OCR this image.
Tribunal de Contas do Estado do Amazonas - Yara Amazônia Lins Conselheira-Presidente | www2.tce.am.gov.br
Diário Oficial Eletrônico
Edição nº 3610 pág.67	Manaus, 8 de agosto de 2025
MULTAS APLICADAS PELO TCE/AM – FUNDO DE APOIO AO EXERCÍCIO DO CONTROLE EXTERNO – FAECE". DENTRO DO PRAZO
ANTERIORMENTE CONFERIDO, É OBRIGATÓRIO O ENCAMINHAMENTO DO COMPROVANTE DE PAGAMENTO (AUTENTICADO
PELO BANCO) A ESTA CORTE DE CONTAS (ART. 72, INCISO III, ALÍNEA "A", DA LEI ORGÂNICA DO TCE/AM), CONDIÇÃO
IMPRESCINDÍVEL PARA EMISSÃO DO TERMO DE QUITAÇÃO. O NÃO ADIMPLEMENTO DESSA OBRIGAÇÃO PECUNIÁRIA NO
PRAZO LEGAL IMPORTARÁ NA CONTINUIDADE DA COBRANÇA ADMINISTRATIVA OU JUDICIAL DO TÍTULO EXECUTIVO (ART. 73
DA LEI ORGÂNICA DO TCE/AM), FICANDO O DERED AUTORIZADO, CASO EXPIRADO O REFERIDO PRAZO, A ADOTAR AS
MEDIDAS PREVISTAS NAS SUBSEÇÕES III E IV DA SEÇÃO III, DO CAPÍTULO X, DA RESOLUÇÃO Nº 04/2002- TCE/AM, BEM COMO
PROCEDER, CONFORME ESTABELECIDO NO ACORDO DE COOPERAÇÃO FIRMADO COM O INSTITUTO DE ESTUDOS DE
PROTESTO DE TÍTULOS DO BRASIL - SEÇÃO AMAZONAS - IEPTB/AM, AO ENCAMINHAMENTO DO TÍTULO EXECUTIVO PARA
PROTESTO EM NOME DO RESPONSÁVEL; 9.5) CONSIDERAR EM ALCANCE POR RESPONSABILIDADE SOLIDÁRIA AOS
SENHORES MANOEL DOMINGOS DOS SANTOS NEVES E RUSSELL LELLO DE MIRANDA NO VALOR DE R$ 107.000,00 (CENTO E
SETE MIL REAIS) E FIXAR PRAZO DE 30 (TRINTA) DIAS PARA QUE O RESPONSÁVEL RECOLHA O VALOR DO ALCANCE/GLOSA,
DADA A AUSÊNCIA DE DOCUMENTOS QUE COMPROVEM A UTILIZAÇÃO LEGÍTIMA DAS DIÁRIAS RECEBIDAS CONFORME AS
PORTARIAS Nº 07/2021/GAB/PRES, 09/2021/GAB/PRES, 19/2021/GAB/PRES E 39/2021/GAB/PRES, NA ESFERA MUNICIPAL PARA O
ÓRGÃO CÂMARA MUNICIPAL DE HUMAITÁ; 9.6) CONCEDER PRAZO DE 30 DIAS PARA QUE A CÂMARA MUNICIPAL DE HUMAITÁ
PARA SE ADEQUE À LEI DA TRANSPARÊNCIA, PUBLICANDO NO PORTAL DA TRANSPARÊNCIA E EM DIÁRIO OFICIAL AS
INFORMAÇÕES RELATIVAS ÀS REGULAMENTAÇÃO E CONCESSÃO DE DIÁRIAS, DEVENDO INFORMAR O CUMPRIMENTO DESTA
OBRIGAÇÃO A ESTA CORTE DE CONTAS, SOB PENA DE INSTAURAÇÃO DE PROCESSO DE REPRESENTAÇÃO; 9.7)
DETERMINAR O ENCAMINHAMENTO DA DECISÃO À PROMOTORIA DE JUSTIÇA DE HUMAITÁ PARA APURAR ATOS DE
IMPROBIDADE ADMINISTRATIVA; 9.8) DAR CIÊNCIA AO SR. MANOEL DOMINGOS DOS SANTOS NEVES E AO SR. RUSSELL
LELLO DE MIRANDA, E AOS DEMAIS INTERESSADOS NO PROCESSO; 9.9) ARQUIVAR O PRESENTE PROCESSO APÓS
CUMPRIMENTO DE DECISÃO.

○ ○ ○

All of the entries need to be reproduced exactly; please write them out.

OCR this image.
Tribunal de Contas do Estado do Amazonas - Yara Amazônia Lins Conselheira-Presidente | www2.tce.am.gov.br
Diário Oficial Eletrônico
Edição nº 3610 pág.67	Manaus, 8 de agosto de 2025
MULTAS APLICADAS PELO TCE/AM – FUNDO DE APOIO AO EXERCÍCIO DO CONTROLE EXTERNO – FAECE". DENTRO DO PRAZO
ANTERIORMENTE CONFERIDO, É OBRIGATÓRIO O ENCAMINHAMENTO DO COMPROVANTE DE PAGAMENTO (AUTENTICADO
PELO BANCO) A ESTA CORTE DE CONTAS (ART. 72, INCISO III, ALÍNEA "A", DA LEI ORGÂNICA DO TCE/AM), CONDIÇÃO
IMPRESCINDÍVEL PARA EMISSÃO DO TERMO DE QUITAÇÃO. O NÃO ADIMPLEMENTO DESSA OBRIGAÇÃO PECUNIÁRIA NO
PRAZO LEGAL IMPORTARÁ NA CONTINUIDADE DA COBRANÇA ADMINISTRATIVA OU JUDICIAL DO TÍTULO EXECUTIVO (ART. 73
DA LEI ORGÂNICA DO TCE/AM), FICANDO O DERED AUTORIZADO, CASO EXPIRADO O REFERIDO PRAZO, A ADOTAR AS
MEDIDAS PREVISTAS NAS SUBSEÇÕES III E IV DA SEÇÃO III, DO CAPÍTULO X, DA RESOLUÇÃO Nº 04/2002- TCE/AM, BEM COMO
PROCEDER, CONFORME ESTABELECIDO NO ACORDO DE COOPERAÇÃO FIRMADO COM O INSTITUTO DE ESTUDOS DE
PROTESTO DE TÍTULOS DO BRASIL - SEÇÃO AMAZONAS - IEPTB/AM, AO ENCAMINHAMENTO DO TÍTULO EXECUTIVO PARA
PROTESTO EM NOME DO RESPONSÁVEL; 9.5) CONSIDERAR EM ALCANCE POR RESPONSABILIDADE SOLIDÁRIA AOS
SENHORES MANOEL DOMINGOS DOS SANTOS NEVES E RUSSELL LELLO DE MIRANDA NO VALOR DE R$ 107.000,00 (CENTO E
SETE MIL REAIS) E FIXAR PRAZO DE 30 (TRINTA) DIAS PARA QUE O RESPONSÁVEL RECOLHA O VALOR DO ALCANCE/GLOSA,
DADA A AUSÊNCIA DE DOCUMENTOS QUE COMPROVEM A UTILIZAÇÃO LEGÍTIMA DAS DIÁRIAS RECEBIDAS CONFORME AS
PORTARIAS Nº 07/2021/GAB/PRES, 09/2021/GAB/PRES, 19/2021/GAB/PRES E 39/2021/GAB/PRES, NA ESFERA MUNICIPAL PARA O
ÓRGÃO CÂMARA MUNICIPAL DE HUMAITÁ; 9.6) CONCEDER PRAZO DE 30 DIAS PARA QUE A CÂMARA MUNICIPAL DE HUMAITÁ
PARA SE ADEQUE À LEI DA TRANSPARÊNCIA, PUBLICANDO NO PORTAL DA TRANSPARÊNCIA E EM DIÁRIO OFICIAL AS
INFORMAÇÕES RELATIVAS ÀS REGULAMENTAÇÃO E CONCESSÃO DE DIÁRIAS, DEVENDO INFORMAR O CUMPRIMENTO DESTA
OBRIGAÇÃO A ESTA CORTE DE CONTAS, SOB PENA DE INSTAURAÇÃO DE PROCESSO DE REPRESENTAÇÃO; 9.7)
DETERMINAR O ENCAMINHAMENTO DA DECISÃO À PROMOTORIA DE JUSTIÇA DE HUMAITÁ PARA APURAR ATOS DE
IMPROBIDADE ADMINISTRATIVA; 9.8) DAR CIÊNCIA AO SR. MANOEL DOMINGOS DOS SANTOS NEVES E AO SR. RUSSELL
LELLO DE MIRANDA, E AOS DEMAIS INTERESSADOS NO PROCESSO; 9.9) ARQUIVAR O PRESENTE PROCESSO APÓS
CUMPRIMENTO DE DECISÃO.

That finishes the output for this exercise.